[Work required] Copy each line where the word "text" occurs.

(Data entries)
──────────────────────────────

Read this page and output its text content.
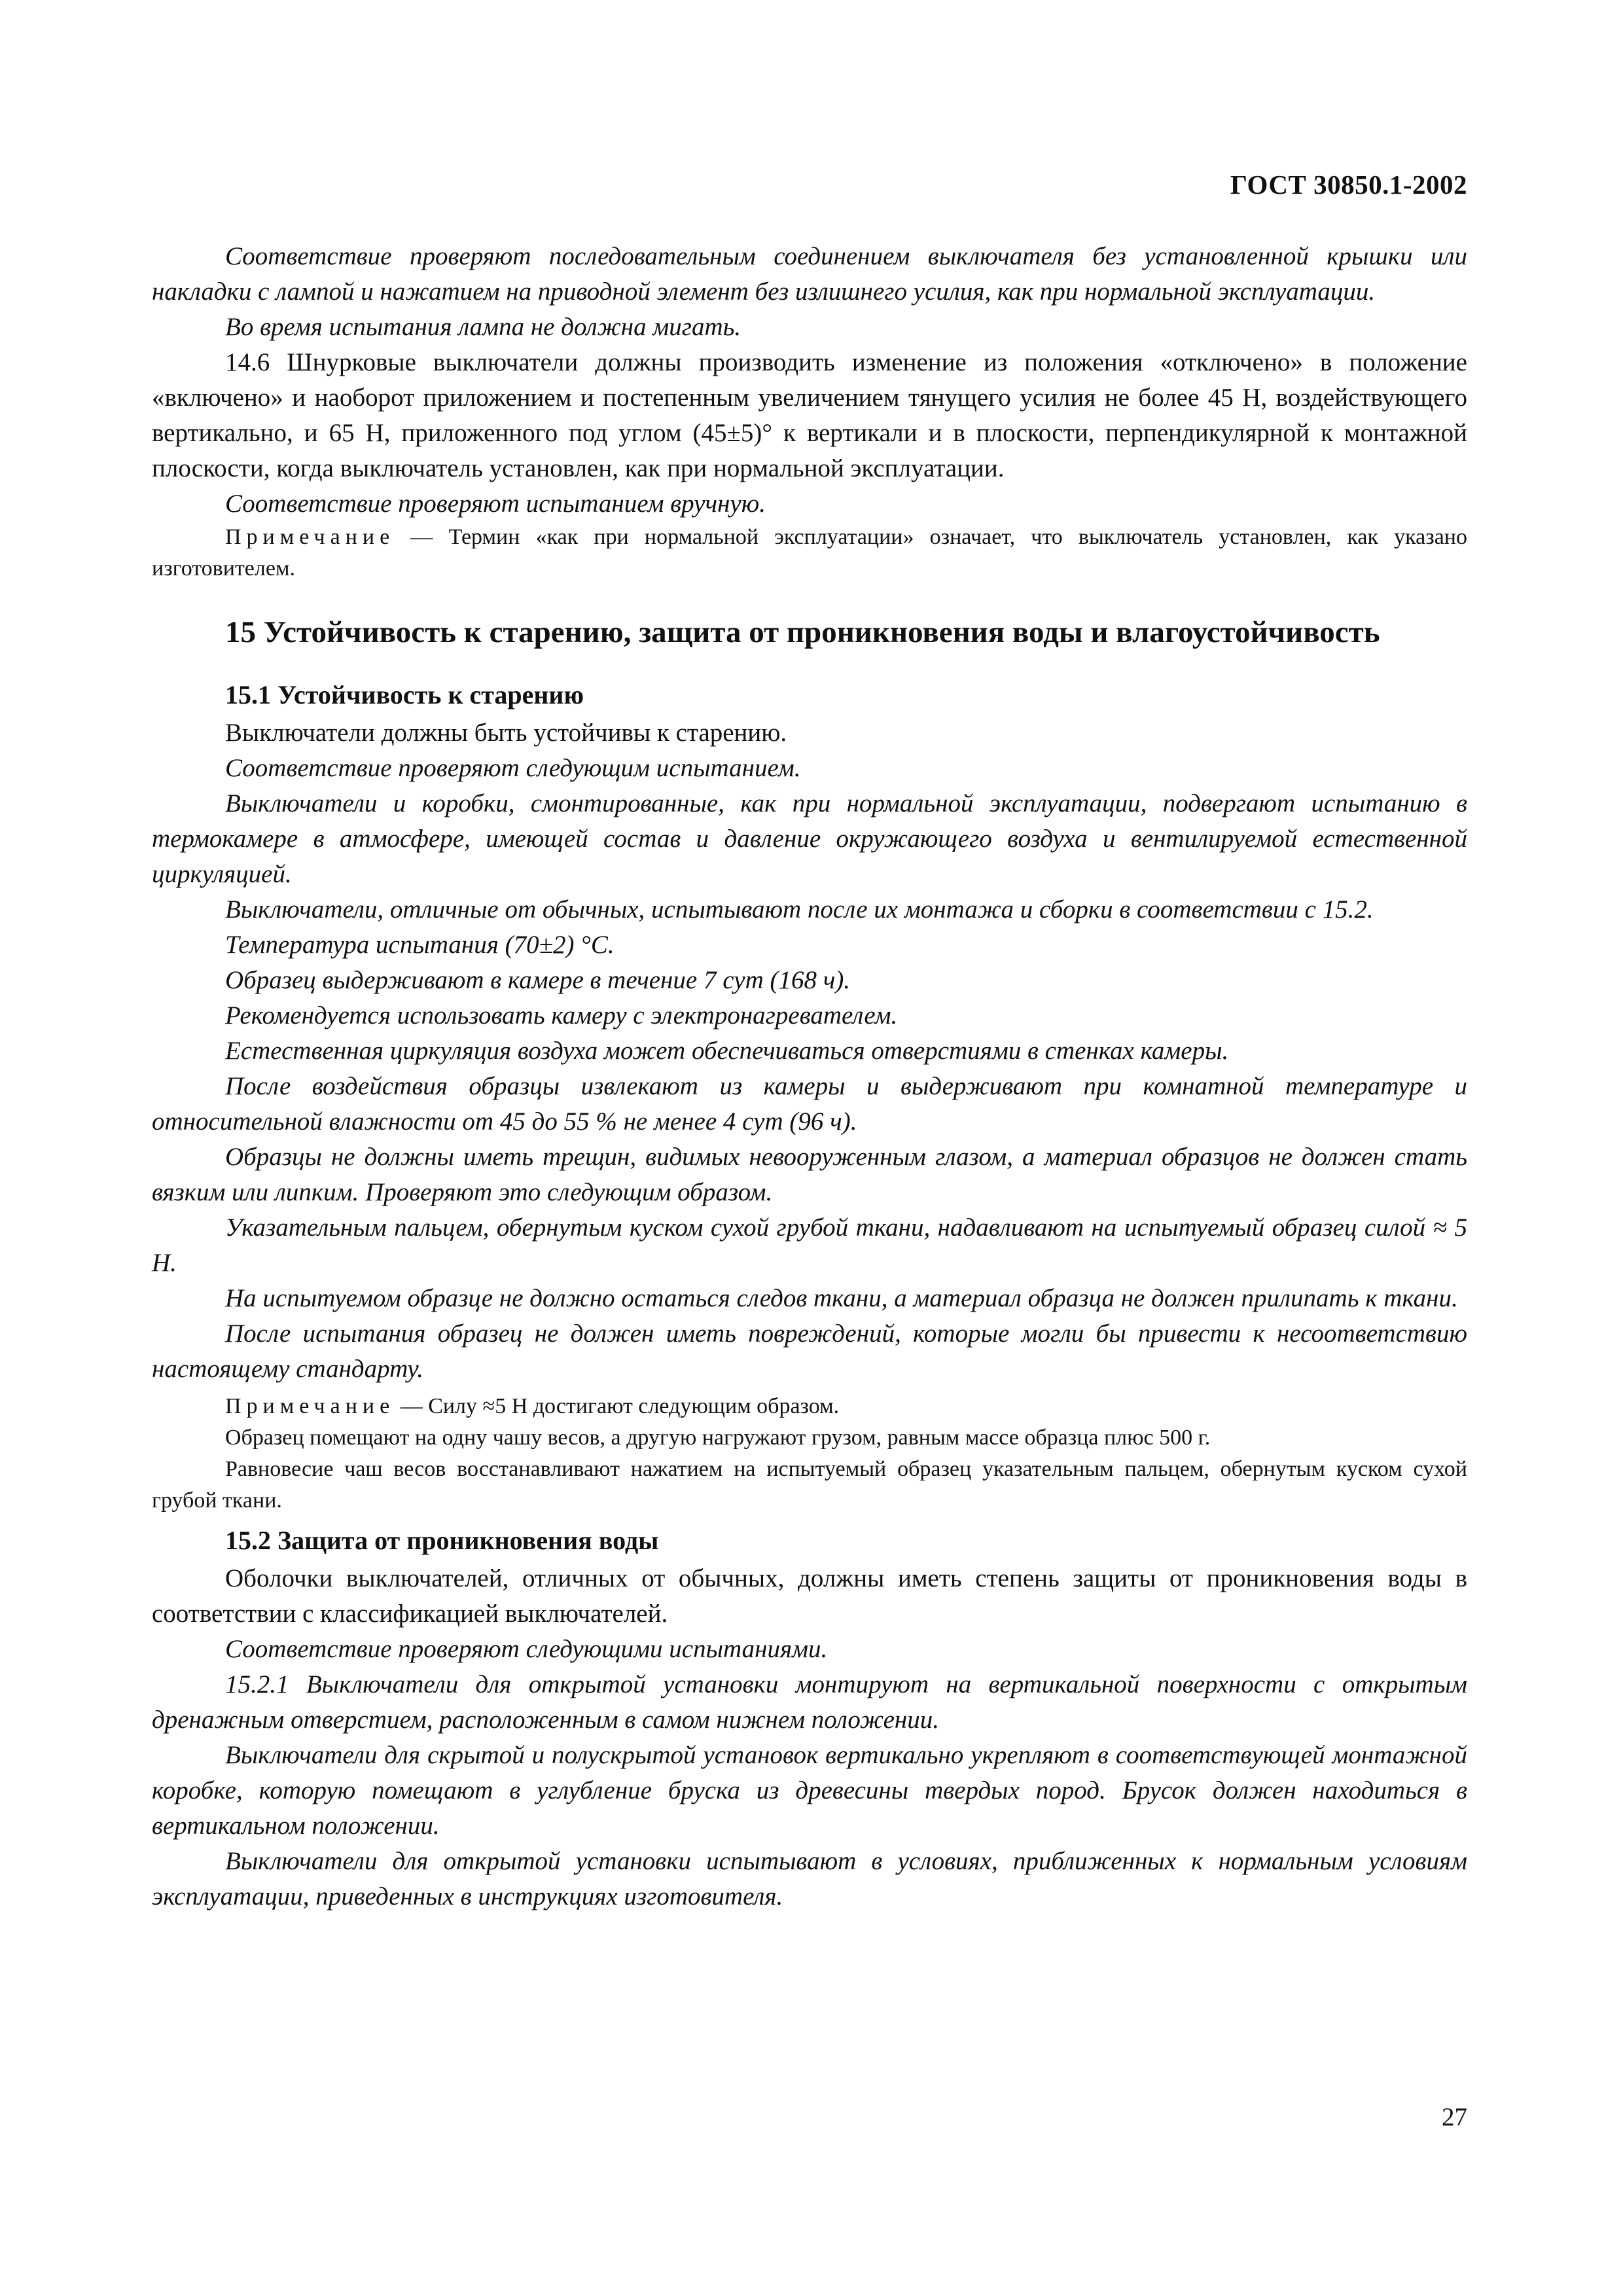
ГОСТ 30850.1-2002

Соответствие проверяют последовательным соединением выключателя без установленной крышки или накладки с лампой и нажатием на приводной элемент без излишнего усилия, как при нормальной эксплуатации.

Во время испытания лампа не должна мигать.

14.6 Шнурковые выключатели должны производить изменение из положения «отключено» в положение «включено» и наоборот приложением и постепенным увеличением тянущего усилия не более 45 Н, воздействующего вертикально, и 65 Н, приложенного под углом (45±5)° к вертикали и в плоскости, перпендикулярной к монтажной плоскости, когда выключатель установлен, как при нормальной эксплуатации.

Соответствие проверяют испытанием вручную.

Примечание — Термин «как при нормальной эксплуатации» означает, что выключатель установлен, как указано изготовителем.

15 Устойчивость к старению, защита от проникновения воды и влагоустойчивость
15.1 Устойчивость к старению

Выключатели должны быть устойчивы к старению.

Соответствие проверяют следующим испытанием.

Выключатели и коробки, смонтированные, как при нормальной эксплуатации, подвергают испытанию в термокамере в атмосфере, имеющей состав и давление окружающего воздуха и вентилируемой естественной циркуляцией.

Выключатели, отличные от обычных, испытывают после их монтажа и сборки в соответствии с 15.2.

Температура испытания (70±2) °С.

Образец выдерживают в камере в течение 7 сут (168 ч).

Рекомендуется использовать камеру с электронагревателем.

Естественная циркуляция воздуха может обеспечиваться отверстиями в стенках камеры.

После воздействия образцы извлекают из камеры и выдерживают при комнатной температуре и относительной влажности от 45 до 55 % не менее 4 сут (96 ч).

Образцы не должны иметь трещин, видимых невооруженным глазом, а материал образцов не должен стать вязким или липким. Проверяют это следующим образом.

Указательным пальцем, обернутым куском сухой грубой ткани, надавливают на испытуемый образец силой ≈ 5 Н.

На испытуемом образце не должно остаться следов ткани, а материал образца не должен прилипать к ткани.

После испытания образец не должен иметь повреждений, которые могли бы привести к несоответствию настоящему стандарту.

Примечание — Силу ≈5 Н достигают следующим образом.

Образец помещают на одну чашу весов, а другую нагружают грузом, равным массе образца плюс 500 г.

Равновесие чаш весов восстанавливают нажатием на испытуемый образец указательным пальцем, обернутым куском сухой грубой ткани.

15.2 Защита от проникновения воды

Оболочки выключателей, отличных от обычных, должны иметь степень защиты от проникновения воды в соответствии с классификацией выключателей.

Соответствие проверяют следующими испытаниями.

15.2.1 Выключатели для открытой установки монтируют на вертикальной поверхности с открытым дренажным отверстием, расположенным в самом нижнем положении.

Выключатели для скрытой и полускрытой установок вертикально укрепляют в соответствующей монтажной коробке, которую помещают в углубление бруска из древесины твердых пород. Брусок должен находиться в вертикальном положении.

Выключатели для открытой установки испытывают в условиях, приближенных к нормальным условиям эксплуатации, приведенных в инструкциях изготовителя.

27
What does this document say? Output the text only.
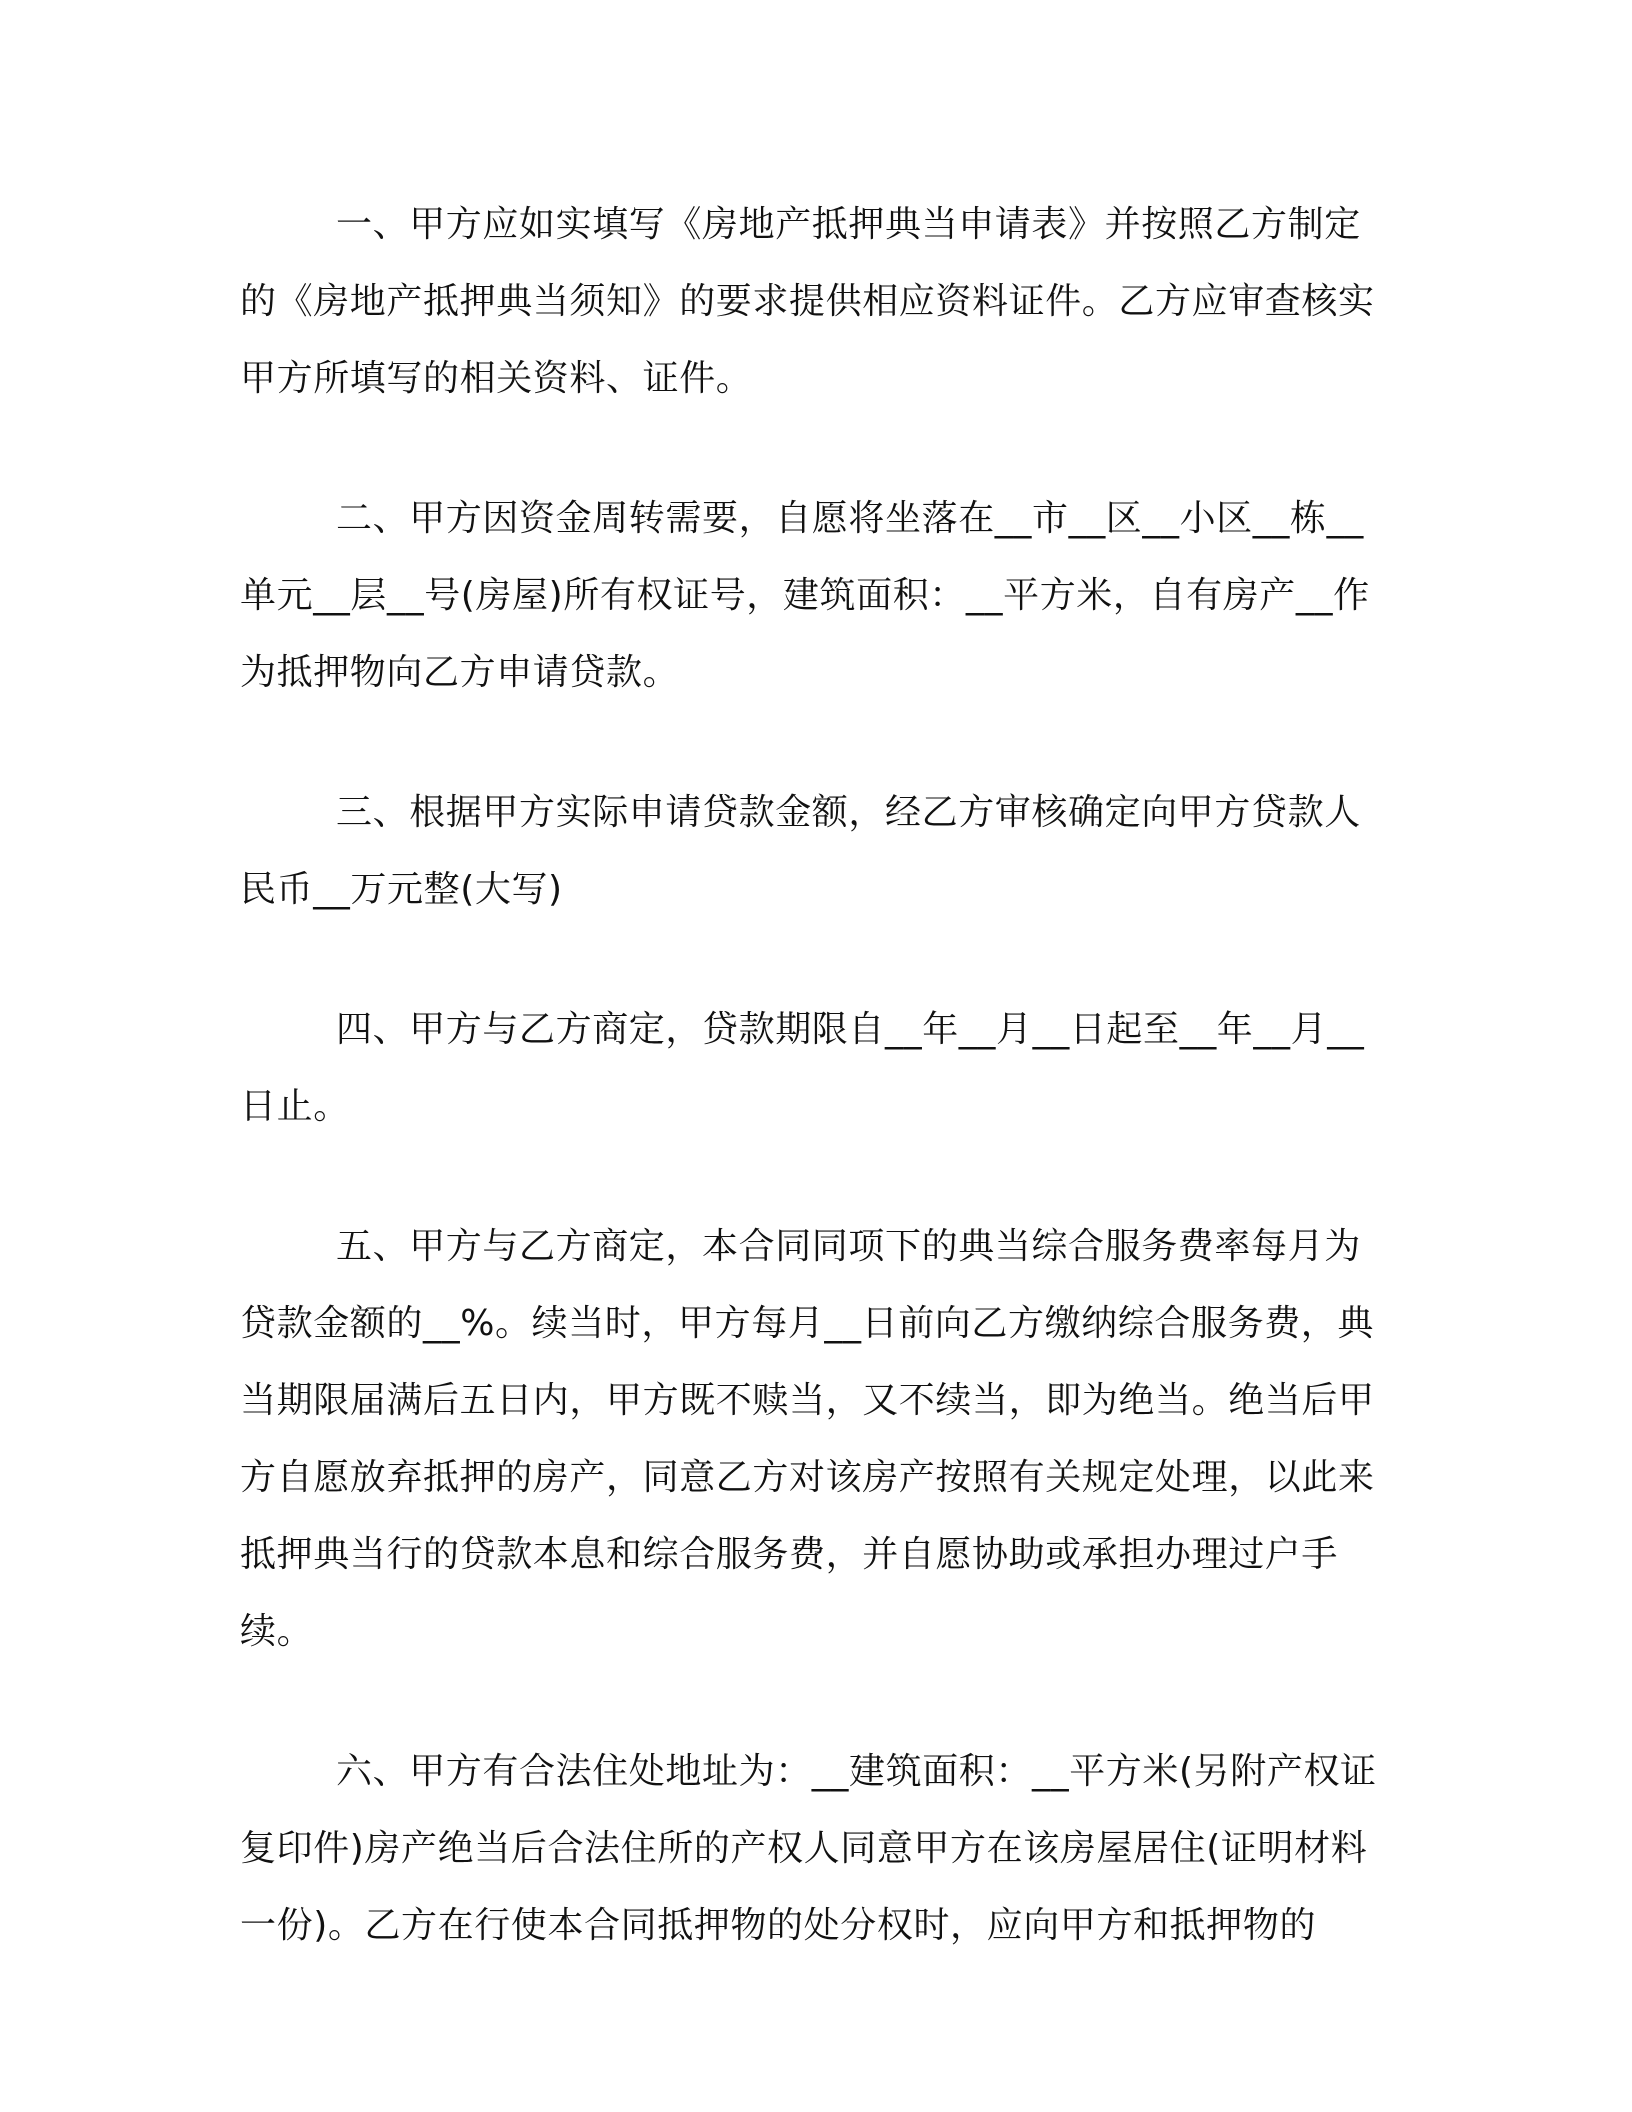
一、甲方应如实填写《房地产抵押典当申请表》并按照乙方制定的《房地产抵押典当须知》的要求提供相应资料证件。乙方应审查核实甲方所填写的相关资料、证件。

二、甲方因资金周转需要，自愿将坐落在__市__区__小区__栋__单元__层__号(房屋)所有权证号，建筑面积：__平方米，自有房产__作为抵押物向乙方申请贷款。

三、根据甲方实际申请贷款金额，经乙方审核确定向甲方贷款人民币__万元整(大写)

四、甲方与乙方商定，贷款期限自__年__月__日起至__年__月__日止。

五、甲方与乙方商定，本合同同项下的典当综合服务费率每月为贷款金额的__%。续当时，甲方每月__日前向乙方缴纳综合服务费，典当期限届满后五日内，甲方既不赎当，又不续当，即为绝当。绝当后甲方自愿放弃抵押的房产，同意乙方对该房产按照有关规定处理，以此来抵押典当行的贷款本息和综合服务费，并自愿协助或承担办理过户手续。

六、甲方有合法住处地址为：__建筑面积：__平方米(另附产权证复印件)房产绝当后合法住所的产权人同意甲方在该房屋居住(证明材料一份)。乙方在行使本合同抵押物的处分权时，应向甲方和抵押物的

──────────────────────────────

[Result of this exercise]
Read this page and output its text content.
What does this document say? Output the text only.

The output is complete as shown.